## [Problem description]
Tally the lines that contain the string "next" and give the number by itself.

## [Given data]
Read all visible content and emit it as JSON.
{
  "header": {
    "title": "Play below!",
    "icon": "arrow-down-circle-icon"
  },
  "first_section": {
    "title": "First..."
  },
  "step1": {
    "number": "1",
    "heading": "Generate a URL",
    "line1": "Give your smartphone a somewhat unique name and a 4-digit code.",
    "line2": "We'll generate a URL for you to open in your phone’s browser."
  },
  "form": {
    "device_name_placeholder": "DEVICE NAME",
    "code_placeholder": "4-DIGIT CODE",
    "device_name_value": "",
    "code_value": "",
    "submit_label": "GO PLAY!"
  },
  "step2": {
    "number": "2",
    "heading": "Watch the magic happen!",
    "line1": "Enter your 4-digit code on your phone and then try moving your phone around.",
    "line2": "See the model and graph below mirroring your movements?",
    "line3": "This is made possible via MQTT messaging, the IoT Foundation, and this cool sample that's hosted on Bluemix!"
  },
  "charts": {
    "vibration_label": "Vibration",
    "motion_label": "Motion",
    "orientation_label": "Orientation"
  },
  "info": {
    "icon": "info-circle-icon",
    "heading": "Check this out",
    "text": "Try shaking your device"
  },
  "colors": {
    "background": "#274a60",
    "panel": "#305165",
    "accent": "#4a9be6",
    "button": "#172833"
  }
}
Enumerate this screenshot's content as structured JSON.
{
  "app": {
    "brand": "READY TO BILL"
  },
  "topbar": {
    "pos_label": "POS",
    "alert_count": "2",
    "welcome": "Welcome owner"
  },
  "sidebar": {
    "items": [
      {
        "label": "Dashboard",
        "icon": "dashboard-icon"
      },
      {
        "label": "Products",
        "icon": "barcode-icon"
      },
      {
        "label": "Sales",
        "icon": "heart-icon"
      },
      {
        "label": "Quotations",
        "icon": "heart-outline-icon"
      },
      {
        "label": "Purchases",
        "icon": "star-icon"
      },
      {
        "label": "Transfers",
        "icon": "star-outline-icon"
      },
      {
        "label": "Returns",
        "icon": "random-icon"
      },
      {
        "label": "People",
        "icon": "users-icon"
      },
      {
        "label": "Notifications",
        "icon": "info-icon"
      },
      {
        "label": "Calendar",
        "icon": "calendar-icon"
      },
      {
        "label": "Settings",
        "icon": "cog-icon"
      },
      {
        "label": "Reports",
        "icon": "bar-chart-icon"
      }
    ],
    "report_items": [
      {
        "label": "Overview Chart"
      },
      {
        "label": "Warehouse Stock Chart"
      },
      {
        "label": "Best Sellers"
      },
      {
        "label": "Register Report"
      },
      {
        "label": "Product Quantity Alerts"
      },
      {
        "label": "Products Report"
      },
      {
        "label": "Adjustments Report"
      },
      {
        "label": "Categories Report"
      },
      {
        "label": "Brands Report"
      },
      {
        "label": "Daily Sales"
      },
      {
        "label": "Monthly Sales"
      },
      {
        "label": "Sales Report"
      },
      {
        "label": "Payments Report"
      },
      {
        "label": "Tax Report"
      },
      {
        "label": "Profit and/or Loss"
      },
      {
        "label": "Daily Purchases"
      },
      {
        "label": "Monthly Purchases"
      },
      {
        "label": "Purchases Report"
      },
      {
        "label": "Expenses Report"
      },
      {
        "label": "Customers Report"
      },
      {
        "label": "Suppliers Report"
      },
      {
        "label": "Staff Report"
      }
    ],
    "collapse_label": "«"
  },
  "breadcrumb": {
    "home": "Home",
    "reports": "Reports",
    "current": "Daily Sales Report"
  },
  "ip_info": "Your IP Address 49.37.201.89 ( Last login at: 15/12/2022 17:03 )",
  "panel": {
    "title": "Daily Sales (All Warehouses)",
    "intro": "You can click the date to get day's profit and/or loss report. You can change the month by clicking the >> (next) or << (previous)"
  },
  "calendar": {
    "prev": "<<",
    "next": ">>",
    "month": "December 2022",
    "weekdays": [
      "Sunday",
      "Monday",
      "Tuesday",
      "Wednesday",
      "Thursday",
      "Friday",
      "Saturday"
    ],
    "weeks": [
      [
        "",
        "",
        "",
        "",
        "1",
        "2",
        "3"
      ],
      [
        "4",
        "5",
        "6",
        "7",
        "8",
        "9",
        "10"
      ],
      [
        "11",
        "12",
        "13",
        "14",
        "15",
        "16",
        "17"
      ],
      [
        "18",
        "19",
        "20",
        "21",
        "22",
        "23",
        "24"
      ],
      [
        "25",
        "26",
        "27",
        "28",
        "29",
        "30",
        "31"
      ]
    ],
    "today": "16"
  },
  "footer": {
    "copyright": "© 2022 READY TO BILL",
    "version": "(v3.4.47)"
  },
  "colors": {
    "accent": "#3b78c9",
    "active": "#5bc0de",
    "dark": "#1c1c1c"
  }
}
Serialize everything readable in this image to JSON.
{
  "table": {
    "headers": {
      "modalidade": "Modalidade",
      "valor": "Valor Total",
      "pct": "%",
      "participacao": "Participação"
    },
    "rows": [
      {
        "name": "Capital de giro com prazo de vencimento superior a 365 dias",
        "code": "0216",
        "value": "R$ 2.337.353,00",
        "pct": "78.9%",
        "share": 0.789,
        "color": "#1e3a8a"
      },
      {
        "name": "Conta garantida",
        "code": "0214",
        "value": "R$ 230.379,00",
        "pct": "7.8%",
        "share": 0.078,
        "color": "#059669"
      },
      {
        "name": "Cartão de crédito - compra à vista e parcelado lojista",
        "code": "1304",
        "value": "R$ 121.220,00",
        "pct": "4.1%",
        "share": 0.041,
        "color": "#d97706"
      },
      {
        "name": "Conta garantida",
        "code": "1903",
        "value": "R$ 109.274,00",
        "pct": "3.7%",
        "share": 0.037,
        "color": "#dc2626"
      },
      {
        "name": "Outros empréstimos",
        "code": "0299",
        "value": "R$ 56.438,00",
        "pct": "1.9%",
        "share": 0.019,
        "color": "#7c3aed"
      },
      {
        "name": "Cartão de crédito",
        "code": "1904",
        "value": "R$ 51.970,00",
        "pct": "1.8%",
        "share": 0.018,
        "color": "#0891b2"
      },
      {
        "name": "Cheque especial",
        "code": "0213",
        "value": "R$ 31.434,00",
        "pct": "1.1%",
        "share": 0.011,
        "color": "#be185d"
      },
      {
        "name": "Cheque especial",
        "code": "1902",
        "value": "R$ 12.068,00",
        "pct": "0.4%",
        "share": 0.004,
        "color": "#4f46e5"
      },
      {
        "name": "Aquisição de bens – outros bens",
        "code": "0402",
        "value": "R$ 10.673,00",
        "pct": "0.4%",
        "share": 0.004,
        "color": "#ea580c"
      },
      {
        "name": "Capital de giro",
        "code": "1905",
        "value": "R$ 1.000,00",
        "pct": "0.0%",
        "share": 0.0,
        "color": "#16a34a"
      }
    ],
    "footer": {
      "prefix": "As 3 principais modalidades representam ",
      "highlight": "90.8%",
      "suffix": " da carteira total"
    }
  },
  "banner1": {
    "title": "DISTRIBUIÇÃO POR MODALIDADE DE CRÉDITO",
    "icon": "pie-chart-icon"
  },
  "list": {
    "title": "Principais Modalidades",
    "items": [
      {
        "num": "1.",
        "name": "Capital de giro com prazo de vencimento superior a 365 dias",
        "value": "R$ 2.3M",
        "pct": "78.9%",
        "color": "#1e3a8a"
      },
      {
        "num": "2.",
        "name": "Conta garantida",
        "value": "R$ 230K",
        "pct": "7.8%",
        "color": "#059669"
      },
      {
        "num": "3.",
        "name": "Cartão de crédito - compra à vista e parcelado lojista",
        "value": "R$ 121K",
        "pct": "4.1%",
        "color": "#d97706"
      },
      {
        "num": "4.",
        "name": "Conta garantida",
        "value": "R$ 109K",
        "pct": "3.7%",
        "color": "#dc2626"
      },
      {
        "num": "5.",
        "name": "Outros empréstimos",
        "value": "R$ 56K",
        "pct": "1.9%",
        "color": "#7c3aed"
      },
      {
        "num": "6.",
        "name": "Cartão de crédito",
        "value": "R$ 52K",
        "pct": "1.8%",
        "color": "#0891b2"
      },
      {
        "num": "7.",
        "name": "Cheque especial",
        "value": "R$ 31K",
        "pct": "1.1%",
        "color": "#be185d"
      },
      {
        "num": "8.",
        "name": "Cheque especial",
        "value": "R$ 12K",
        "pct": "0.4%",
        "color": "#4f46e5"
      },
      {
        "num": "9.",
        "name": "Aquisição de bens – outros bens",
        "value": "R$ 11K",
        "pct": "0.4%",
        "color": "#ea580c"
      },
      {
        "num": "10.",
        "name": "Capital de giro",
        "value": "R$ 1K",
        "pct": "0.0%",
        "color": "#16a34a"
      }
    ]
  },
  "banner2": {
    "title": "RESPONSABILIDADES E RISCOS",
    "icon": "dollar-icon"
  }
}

## [Result of this exercise]
2